Counting only lines that hold "this", give the total and nothing more.

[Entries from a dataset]

==============================

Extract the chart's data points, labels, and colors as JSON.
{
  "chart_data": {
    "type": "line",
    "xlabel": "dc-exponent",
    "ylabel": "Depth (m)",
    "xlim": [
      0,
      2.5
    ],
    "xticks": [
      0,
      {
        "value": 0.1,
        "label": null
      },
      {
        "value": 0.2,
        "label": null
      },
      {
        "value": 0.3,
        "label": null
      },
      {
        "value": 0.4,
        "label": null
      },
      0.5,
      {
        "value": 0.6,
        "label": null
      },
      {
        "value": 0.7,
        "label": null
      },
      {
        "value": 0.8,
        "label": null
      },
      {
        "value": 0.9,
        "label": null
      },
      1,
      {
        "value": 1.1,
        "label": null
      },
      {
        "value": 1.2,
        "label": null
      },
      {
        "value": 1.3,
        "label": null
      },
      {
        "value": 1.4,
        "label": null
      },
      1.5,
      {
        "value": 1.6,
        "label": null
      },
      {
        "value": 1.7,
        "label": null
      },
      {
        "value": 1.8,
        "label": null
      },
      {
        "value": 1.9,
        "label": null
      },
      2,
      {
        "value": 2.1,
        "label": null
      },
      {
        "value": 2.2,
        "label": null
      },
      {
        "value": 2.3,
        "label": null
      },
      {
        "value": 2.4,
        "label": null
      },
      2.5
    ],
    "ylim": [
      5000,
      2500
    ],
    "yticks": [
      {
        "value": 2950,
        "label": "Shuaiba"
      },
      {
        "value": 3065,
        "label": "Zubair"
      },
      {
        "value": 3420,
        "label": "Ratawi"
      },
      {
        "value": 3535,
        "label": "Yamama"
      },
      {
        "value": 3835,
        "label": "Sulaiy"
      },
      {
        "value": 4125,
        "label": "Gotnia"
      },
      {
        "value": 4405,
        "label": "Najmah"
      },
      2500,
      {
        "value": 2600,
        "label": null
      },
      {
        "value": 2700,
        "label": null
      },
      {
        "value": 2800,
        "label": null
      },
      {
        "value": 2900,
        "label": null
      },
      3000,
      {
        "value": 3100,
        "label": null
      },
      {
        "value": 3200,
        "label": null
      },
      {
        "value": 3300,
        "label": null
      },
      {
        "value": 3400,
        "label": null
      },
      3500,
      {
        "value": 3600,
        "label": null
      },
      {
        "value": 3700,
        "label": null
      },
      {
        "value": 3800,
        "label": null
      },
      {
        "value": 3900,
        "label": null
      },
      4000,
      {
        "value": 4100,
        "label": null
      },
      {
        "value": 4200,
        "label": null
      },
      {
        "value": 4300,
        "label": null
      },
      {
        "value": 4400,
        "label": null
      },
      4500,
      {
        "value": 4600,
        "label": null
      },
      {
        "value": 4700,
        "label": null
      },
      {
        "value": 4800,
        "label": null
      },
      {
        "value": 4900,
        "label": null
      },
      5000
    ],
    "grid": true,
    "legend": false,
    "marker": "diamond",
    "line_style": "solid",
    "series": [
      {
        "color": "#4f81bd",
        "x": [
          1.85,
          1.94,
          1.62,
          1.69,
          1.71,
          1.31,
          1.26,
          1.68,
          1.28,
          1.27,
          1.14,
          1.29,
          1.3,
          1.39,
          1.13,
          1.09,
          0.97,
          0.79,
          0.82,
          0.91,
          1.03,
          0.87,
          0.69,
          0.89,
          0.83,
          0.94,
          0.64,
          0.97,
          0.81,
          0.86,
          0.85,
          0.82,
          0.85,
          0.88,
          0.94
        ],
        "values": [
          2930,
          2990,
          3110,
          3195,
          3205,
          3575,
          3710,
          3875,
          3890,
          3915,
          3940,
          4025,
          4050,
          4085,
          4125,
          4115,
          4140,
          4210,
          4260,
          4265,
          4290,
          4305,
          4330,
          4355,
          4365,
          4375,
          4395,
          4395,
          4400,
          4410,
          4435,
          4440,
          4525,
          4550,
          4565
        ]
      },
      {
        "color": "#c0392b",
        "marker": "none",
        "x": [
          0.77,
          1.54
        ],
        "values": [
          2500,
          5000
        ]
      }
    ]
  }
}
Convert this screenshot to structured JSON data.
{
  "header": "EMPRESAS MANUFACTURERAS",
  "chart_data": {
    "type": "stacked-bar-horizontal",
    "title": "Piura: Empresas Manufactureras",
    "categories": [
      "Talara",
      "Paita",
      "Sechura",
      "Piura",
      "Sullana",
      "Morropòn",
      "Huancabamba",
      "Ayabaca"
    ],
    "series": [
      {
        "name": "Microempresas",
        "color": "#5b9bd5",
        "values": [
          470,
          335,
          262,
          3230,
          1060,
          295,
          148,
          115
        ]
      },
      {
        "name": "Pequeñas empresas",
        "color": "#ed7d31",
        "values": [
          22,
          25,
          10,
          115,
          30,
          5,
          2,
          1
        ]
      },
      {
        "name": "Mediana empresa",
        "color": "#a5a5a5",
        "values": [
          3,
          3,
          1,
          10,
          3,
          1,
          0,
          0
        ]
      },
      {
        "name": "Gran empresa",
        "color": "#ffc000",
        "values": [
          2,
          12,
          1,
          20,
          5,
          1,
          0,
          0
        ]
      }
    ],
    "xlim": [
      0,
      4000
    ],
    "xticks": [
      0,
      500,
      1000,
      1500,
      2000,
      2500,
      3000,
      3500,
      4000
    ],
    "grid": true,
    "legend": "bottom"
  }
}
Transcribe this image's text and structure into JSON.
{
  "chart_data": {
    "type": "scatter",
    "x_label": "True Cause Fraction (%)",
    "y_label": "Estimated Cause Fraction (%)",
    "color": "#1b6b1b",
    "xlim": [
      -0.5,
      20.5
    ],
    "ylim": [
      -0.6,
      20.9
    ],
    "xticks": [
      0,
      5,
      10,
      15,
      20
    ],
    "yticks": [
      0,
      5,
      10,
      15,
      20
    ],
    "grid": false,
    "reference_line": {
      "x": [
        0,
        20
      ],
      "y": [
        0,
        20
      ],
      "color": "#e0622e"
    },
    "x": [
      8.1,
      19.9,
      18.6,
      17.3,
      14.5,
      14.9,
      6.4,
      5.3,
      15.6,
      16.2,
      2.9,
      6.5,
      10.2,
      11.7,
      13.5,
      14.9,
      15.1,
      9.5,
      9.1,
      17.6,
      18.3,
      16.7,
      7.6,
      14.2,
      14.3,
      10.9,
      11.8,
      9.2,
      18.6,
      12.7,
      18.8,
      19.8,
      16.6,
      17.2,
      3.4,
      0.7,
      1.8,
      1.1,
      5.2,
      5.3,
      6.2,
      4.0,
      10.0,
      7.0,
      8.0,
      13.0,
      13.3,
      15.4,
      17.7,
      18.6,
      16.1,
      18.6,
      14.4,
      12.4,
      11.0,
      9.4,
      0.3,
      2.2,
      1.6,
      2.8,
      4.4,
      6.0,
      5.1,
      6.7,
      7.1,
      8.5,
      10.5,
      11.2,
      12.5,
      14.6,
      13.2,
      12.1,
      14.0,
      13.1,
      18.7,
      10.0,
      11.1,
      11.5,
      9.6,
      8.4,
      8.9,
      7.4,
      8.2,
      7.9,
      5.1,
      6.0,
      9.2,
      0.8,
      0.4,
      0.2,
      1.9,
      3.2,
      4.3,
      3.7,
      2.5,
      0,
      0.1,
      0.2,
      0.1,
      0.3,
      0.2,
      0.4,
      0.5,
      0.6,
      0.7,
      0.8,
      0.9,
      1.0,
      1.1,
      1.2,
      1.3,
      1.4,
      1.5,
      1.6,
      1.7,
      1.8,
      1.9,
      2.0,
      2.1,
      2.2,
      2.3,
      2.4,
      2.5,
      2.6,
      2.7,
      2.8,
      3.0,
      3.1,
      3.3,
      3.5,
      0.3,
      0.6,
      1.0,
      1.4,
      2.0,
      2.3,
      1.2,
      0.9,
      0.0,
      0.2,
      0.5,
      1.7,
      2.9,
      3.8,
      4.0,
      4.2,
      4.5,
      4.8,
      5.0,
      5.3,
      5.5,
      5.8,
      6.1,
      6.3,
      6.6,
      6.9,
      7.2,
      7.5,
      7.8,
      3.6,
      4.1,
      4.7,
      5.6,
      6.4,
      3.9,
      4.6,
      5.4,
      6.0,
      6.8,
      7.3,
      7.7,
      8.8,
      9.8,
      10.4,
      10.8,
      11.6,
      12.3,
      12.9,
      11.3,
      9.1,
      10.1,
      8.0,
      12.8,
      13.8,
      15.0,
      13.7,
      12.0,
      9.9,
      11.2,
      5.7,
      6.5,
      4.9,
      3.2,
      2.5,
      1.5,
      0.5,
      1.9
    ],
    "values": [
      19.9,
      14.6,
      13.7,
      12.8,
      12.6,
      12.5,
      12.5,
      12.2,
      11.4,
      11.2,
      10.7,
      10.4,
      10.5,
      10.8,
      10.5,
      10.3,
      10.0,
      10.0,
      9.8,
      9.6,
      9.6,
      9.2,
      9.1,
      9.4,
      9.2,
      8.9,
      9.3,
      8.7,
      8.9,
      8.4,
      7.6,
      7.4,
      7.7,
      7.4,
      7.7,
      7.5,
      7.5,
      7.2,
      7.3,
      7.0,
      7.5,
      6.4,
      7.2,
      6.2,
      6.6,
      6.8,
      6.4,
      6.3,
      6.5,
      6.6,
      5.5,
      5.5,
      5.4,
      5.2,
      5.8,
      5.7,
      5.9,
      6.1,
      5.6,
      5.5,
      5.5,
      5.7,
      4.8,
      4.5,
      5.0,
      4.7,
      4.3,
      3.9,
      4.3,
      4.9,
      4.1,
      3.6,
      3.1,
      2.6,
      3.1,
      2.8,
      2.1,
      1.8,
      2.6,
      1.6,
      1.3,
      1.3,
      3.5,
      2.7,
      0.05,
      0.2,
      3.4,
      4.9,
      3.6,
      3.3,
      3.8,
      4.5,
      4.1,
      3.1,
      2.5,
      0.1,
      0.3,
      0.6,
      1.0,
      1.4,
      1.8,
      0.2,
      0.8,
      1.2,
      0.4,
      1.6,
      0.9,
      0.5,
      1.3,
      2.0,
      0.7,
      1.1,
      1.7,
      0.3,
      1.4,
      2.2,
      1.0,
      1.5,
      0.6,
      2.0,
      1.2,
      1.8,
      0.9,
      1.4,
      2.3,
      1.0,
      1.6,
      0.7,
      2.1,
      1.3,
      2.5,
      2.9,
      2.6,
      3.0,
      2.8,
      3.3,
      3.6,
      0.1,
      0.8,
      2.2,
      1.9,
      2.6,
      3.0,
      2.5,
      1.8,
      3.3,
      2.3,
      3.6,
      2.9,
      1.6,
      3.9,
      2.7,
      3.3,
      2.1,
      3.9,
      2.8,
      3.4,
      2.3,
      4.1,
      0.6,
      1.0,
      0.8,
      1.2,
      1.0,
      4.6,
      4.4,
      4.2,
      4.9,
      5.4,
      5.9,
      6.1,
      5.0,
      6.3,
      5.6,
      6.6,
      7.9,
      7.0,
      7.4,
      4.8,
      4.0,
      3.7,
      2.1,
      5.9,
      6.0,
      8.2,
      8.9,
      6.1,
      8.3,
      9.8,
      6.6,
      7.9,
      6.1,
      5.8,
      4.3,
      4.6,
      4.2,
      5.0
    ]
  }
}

==============================

## Solution
2